═════ SUPPLIED MATERIAL

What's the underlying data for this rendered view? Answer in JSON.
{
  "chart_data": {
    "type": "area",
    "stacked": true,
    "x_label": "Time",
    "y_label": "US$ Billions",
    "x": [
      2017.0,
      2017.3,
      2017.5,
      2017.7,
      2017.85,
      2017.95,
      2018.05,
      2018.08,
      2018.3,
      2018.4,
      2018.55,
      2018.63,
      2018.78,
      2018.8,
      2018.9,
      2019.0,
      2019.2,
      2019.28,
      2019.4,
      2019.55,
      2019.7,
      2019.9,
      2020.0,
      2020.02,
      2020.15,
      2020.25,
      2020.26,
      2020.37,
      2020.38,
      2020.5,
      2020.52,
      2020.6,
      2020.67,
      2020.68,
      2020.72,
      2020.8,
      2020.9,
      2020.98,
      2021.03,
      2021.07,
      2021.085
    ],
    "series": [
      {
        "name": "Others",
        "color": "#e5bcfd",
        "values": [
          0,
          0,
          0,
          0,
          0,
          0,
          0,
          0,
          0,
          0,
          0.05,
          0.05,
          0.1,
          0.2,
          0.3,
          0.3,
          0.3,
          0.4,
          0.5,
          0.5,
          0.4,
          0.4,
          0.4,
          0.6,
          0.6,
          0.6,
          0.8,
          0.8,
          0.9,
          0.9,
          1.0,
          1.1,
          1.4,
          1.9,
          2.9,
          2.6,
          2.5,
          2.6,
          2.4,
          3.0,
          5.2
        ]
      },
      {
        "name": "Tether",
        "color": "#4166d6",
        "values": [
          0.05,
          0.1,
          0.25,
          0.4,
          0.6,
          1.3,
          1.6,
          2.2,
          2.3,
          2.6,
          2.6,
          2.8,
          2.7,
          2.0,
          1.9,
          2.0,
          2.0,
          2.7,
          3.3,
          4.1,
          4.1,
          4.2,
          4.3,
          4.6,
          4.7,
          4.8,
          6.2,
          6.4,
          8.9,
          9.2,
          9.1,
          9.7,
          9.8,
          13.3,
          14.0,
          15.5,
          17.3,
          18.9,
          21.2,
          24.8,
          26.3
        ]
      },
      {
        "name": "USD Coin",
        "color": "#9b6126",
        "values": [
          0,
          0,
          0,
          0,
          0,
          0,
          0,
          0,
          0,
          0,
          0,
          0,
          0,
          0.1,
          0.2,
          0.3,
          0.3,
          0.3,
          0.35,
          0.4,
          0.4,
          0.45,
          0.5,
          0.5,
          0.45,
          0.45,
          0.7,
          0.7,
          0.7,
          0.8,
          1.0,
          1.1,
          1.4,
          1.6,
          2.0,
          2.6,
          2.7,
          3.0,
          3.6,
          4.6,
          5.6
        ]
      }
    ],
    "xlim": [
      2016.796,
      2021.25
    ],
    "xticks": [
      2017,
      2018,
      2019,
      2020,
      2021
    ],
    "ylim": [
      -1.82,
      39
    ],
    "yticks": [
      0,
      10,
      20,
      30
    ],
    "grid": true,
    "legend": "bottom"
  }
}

══════════

TO BE DONE
Check all the records above and select each line where the string "color" is found.

EXERCISE RESPONSE
        "color": "#e5bcfd",
        "color": "#4166d6",
        "color": "#9b6126",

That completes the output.